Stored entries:
○ ○ ○ ○ ○

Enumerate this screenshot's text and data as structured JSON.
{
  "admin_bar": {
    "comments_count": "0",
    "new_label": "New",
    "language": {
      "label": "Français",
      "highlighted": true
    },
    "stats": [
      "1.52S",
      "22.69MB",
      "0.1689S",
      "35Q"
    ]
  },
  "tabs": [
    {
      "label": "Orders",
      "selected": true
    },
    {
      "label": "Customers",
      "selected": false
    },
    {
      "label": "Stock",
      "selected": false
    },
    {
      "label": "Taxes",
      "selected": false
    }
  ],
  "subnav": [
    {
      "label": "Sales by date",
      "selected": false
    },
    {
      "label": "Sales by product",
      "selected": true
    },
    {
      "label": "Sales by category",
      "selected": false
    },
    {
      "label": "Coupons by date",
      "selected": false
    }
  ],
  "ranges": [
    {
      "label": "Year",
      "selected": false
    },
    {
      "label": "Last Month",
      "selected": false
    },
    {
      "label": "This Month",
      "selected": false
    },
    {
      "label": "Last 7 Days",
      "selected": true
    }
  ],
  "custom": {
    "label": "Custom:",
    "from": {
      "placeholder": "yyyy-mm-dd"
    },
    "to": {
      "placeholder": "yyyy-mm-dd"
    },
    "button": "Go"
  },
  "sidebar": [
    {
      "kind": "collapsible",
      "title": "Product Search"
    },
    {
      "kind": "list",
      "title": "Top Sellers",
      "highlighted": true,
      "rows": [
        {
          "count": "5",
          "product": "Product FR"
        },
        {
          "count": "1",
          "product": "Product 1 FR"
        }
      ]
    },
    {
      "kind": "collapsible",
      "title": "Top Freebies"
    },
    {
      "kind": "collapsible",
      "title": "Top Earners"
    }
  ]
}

○ ○ ○ ○ ○

OBJECTIVE: All entries shown above should be printed again exactly.

SOLUTION TO THIS PROBLEM:
Enumerate this screenshot's text and data as structured JSON.
{
  "admin_bar": {
    "comments_count": "0",
    "new_label": "New",
    "language": {
      "label": "Français",
      "highlighted": true
    },
    "stats": [
      "1.52S",
      "22.69MB",
      "0.1689S",
      "35Q"
    ]
  },
  "tabs": [
    {
      "label": "Orders",
      "selected": true
    },
    {
      "label": "Customers",
      "selected": false
    },
    {
      "label": "Stock",
      "selected": false
    },
    {
      "label": "Taxes",
      "selected": false
    }
  ],
  "subnav": [
    {
      "label": "Sales by date",
      "selected": false
    },
    {
      "label": "Sales by product",
      "selected": true
    },
    {
      "label": "Sales by category",
      "selected": false
    },
    {
      "label": "Coupons by date",
      "selected": false
    }
  ],
  "ranges": [
    {
      "label": "Year",
      "selected": false
    },
    {
      "label": "Last Month",
      "selected": false
    },
    {
      "label": "This Month",
      "selected": false
    },
    {
      "label": "Last 7 Days",
      "selected": true
    }
  ],
  "custom": {
    "label": "Custom:",
    "from": {
      "placeholder": "yyyy-mm-dd"
    },
    "to": {
      "placeholder": "yyyy-mm-dd"
    },
    "button": "Go"
  },
  "sidebar": [
    {
      "kind": "collapsible",
      "title": "Product Search"
    },
    {
      "kind": "list",
      "title": "Top Sellers",
      "highlighted": true,
      "rows": [
        {
          "count": "5",
          "product": "Product FR"
        },
        {
          "count": "1",
          "product": "Product 1 FR"
        }
      ]
    },
    {
      "kind": "collapsible",
      "title": "Top Freebies"
    },
    {
      "kind": "collapsible",
      "title": "Top Earners"
    }
  ]
}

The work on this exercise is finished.